** Begin MATERIAL FOR THIS EXERCISE **

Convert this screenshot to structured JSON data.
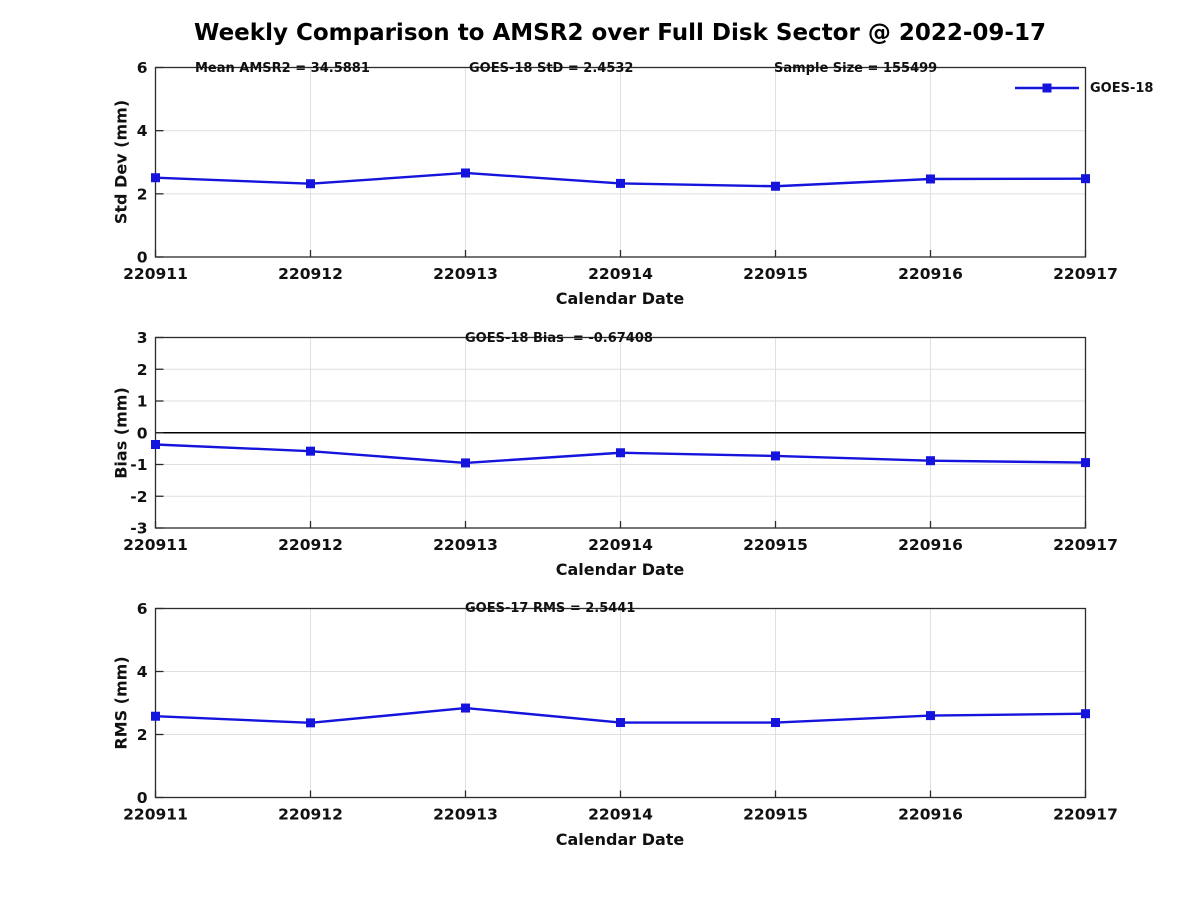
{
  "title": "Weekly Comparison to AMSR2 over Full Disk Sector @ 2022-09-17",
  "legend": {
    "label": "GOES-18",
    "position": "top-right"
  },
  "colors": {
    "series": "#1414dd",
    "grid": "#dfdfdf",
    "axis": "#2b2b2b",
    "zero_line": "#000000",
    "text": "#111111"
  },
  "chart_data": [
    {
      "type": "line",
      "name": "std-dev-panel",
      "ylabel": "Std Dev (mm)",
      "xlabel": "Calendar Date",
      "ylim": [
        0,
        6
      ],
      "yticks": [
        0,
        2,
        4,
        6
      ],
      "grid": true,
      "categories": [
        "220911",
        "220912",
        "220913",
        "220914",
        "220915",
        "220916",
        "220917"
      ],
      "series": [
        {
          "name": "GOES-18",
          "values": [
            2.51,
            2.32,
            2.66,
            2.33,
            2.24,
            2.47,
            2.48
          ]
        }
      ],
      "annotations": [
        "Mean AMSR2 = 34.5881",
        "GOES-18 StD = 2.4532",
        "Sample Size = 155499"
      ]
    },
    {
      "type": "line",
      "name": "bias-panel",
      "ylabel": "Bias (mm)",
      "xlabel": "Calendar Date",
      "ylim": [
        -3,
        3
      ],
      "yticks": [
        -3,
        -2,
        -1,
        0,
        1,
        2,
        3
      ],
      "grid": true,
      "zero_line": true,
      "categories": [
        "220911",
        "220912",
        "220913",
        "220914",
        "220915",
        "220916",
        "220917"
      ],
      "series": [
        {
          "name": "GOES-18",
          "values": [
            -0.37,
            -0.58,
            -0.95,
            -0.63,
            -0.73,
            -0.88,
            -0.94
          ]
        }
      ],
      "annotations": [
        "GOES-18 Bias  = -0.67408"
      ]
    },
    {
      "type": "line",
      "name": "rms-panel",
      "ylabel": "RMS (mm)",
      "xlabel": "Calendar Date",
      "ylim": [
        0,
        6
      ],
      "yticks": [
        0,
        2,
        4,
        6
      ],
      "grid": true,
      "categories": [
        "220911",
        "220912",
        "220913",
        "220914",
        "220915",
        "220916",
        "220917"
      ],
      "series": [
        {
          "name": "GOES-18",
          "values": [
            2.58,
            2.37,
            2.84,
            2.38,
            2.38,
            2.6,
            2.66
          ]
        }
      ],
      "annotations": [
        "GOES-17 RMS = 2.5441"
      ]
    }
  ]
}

** End MATERIAL FOR THIS EXERCISE **

SET PROBLEM: Which lines contain the word "panel"? Return each of them.

THE OUTPUT:
      "name": "std-dev-panel",
      "name": "bias-panel",
      "name": "rms-panel",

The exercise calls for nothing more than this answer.